■ MATERIAL PROVIDED ■
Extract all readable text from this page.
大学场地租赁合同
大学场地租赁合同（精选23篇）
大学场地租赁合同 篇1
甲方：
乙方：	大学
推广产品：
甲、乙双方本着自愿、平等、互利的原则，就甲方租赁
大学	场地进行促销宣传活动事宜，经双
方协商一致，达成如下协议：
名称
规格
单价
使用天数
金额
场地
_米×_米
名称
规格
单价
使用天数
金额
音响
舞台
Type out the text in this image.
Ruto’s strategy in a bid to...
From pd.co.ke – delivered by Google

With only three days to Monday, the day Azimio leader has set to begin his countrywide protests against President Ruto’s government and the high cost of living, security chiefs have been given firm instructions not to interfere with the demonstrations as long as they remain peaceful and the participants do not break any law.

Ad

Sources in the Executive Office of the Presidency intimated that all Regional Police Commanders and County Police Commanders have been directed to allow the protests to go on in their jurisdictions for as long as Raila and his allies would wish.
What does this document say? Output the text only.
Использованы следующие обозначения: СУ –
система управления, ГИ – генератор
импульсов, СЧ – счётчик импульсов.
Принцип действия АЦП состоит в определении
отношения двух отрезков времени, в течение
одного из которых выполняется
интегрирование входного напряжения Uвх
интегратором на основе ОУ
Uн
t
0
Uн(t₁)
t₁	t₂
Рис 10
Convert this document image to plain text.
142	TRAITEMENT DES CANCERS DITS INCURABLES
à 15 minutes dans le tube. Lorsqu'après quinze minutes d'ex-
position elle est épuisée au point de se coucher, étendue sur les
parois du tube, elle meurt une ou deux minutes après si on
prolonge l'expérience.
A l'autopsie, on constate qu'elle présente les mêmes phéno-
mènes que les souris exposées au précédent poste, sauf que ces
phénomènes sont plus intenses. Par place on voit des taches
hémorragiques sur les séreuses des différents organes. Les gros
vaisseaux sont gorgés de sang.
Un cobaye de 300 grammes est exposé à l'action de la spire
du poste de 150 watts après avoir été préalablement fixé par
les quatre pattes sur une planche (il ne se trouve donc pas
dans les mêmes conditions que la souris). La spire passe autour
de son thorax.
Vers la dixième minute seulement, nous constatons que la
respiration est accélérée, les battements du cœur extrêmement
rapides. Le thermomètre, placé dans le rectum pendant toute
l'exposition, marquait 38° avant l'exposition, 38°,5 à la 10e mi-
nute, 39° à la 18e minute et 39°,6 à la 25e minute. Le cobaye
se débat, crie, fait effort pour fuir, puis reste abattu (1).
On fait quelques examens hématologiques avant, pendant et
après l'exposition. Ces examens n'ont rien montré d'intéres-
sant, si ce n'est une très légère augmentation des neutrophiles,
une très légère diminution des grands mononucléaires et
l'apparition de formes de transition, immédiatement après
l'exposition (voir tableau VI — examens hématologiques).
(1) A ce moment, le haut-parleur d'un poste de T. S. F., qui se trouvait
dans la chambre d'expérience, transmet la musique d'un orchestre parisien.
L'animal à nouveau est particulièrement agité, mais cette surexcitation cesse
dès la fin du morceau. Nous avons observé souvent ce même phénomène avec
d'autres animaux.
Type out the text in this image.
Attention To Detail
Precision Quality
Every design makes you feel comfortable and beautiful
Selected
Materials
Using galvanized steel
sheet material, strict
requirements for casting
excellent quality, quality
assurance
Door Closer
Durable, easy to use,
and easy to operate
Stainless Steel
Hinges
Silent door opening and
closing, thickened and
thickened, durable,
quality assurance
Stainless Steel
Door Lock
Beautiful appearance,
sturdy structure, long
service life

■ STATED PROBLEM ■
A number is the only answer here: how many lines of the material above contain "poste"?

■ FULL ANSWER ■
3